**REQUIRED TASK:** Leave out any picture and return the remaining listing below exactly as given.

**DATA:**
+ + + +
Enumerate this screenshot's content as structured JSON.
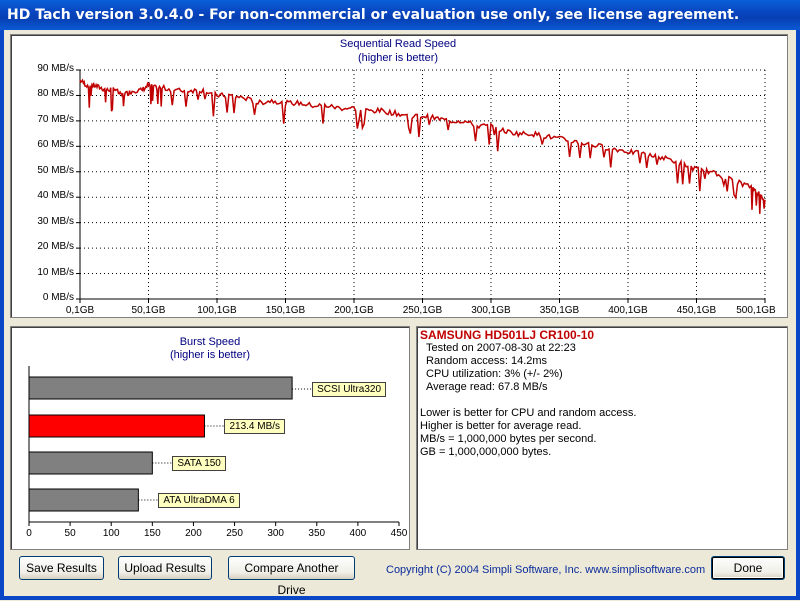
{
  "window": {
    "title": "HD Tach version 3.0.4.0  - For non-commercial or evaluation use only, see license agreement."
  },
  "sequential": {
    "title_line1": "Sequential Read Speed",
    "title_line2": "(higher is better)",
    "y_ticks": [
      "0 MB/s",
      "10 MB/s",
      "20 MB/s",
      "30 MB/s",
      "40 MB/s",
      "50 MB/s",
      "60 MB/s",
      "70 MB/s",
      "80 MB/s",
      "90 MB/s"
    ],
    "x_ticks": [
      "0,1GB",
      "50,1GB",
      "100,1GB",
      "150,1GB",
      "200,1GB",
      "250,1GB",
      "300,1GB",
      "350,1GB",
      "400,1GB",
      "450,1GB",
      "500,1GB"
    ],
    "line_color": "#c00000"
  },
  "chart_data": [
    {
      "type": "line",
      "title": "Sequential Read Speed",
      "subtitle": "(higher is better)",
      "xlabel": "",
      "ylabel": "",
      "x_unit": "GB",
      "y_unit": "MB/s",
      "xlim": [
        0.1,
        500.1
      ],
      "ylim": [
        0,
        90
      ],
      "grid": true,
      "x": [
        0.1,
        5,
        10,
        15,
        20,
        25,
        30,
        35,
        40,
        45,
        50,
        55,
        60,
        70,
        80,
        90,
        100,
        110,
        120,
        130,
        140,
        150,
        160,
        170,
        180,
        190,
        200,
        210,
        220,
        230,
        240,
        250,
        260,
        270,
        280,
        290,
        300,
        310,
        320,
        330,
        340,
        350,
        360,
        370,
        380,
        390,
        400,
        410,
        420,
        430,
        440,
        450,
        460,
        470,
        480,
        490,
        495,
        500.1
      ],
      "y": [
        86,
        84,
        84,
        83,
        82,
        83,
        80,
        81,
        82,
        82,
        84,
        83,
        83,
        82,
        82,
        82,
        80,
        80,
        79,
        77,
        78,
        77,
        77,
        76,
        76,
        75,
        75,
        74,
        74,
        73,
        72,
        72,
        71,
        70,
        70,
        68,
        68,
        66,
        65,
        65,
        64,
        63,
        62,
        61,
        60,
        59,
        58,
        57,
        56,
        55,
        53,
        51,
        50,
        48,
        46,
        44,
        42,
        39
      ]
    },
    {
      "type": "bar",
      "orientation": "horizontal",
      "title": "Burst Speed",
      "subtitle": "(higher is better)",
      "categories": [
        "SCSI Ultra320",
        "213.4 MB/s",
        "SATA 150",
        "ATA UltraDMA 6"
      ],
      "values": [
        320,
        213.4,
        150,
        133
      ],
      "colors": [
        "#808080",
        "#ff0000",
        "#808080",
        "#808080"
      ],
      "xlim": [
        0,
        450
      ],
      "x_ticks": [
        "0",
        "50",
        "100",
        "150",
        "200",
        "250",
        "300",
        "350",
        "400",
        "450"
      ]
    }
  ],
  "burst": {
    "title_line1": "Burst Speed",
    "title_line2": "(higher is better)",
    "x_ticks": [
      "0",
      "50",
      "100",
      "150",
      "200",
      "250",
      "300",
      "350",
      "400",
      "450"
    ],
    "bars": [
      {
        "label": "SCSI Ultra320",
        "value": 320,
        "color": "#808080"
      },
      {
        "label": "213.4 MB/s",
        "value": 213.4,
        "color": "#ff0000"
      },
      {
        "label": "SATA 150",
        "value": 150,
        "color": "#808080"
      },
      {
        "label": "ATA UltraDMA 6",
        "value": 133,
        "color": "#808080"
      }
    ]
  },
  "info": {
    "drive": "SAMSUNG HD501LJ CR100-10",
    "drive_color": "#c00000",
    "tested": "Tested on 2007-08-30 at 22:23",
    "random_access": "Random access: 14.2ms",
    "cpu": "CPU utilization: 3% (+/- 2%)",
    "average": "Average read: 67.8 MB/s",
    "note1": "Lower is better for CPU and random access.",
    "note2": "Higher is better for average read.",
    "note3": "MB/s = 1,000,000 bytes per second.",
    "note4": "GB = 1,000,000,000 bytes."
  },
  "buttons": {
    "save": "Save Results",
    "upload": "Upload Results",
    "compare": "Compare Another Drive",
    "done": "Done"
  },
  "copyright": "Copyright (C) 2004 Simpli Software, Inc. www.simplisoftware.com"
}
+ + + +
**ANSWER:**
Enumerate this screenshot's content as structured JSON.
{
  "window": {
    "title": "HD Tach version 3.0.4.0  - For non-commercial or evaluation use only, see license agreement."
  },
  "sequential": {
    "title_line1": "Sequential Read Speed",
    "title_line2": "(higher is better)",
    "y_ticks": [
      "0 MB/s",
      "10 MB/s",
      "20 MB/s",
      "30 MB/s",
      "40 MB/s",
      "50 MB/s",
      "60 MB/s",
      "70 MB/s",
      "80 MB/s",
      "90 MB/s"
    ],
    "x_ticks": [
      "0,1GB",
      "50,1GB",
      "100,1GB",
      "150,1GB",
      "200,1GB",
      "250,1GB",
      "300,1GB",
      "350,1GB",
      "400,1GB",
      "450,1GB",
      "500,1GB"
    ],
    "line_color": "#c00000"
  },
  "chart_data": [
    {
      "type": "line",
      "title": "Sequential Read Speed",
      "subtitle": "(higher is better)",
      "xlabel": "",
      "ylabel": "",
      "x_unit": "GB",
      "y_unit": "MB/s",
      "xlim": [
        0.1,
        500.1
      ],
      "ylim": [
        0,
        90
      ],
      "grid": true,
      "x": [
        0.1,
        5,
        10,
        15,
        20,
        25,
        30,
        35,
        40,
        45,
        50,
        55,
        60,
        70,
        80,
        90,
        100,
        110,
        120,
        130,
        140,
        150,
        160,
        170,
        180,
        190,
        200,
        210,
        220,
        230,
        240,
        250,
        260,
        270,
        280,
        290,
        300,
        310,
        320,
        330,
        340,
        350,
        360,
        370,
        380,
        390,
        400,
        410,
        420,
        430,
        440,
        450,
        460,
        470,
        480,
        490,
        495,
        500.1
      ],
      "y": [
        86,
        84,
        84,
        83,
        82,
        83,
        80,
        81,
        82,
        82,
        84,
        83,
        83,
        82,
        82,
        82,
        80,
        80,
        79,
        77,
        78,
        77,
        77,
        76,
        76,
        75,
        75,
        74,
        74,
        73,
        72,
        72,
        71,
        70,
        70,
        68,
        68,
        66,
        65,
        65,
        64,
        63,
        62,
        61,
        60,
        59,
        58,
        57,
        56,
        55,
        53,
        51,
        50,
        48,
        46,
        44,
        42,
        39
      ]
    },
    {
      "type": "bar",
      "orientation": "horizontal",
      "title": "Burst Speed",
      "subtitle": "(higher is better)",
      "categories": [
        "SCSI Ultra320",
        "213.4 MB/s",
        "SATA 150",
        "ATA UltraDMA 6"
      ],
      "values": [
        320,
        213.4,
        150,
        133
      ],
      "colors": [
        "#808080",
        "#ff0000",
        "#808080",
        "#808080"
      ],
      "xlim": [
        0,
        450
      ],
      "x_ticks": [
        "0",
        "50",
        "100",
        "150",
        "200",
        "250",
        "300",
        "350",
        "400",
        "450"
      ]
    }
  ],
  "burst": {
    "title_line1": "Burst Speed",
    "title_line2": "(higher is better)",
    "x_ticks": [
      "0",
      "50",
      "100",
      "150",
      "200",
      "250",
      "300",
      "350",
      "400",
      "450"
    ],
    "bars": [
      {
        "label": "SCSI Ultra320",
        "value": 320,
        "color": "#808080"
      },
      {
        "label": "213.4 MB/s",
        "value": 213.4,
        "color": "#ff0000"
      },
      {
        "label": "SATA 150",
        "value": 150,
        "color": "#808080"
      },
      {
        "label": "ATA UltraDMA 6",
        "value": 133,
        "color": "#808080"
      }
    ]
  },
  "info": {
    "drive": "SAMSUNG HD501LJ CR100-10",
    "drive_color": "#c00000",
    "tested": "Tested on 2007-08-30 at 22:23",
    "random_access": "Random access: 14.2ms",
    "cpu": "CPU utilization: 3% (+/- 2%)",
    "average": "Average read: 67.8 MB/s",
    "note1": "Lower is better for CPU and random access.",
    "note2": "Higher is better for average read.",
    "note3": "MB/s = 1,000,000 bytes per second.",
    "note4": "GB = 1,000,000,000 bytes."
  },
  "buttons": {
    "save": "Save Results",
    "upload": "Upload Results",
    "compare": "Compare Another Drive",
    "done": "Done"
  },
  "copyright": "Copyright (C) 2004 Simpli Software, Inc. www.simplisoftware.com"
}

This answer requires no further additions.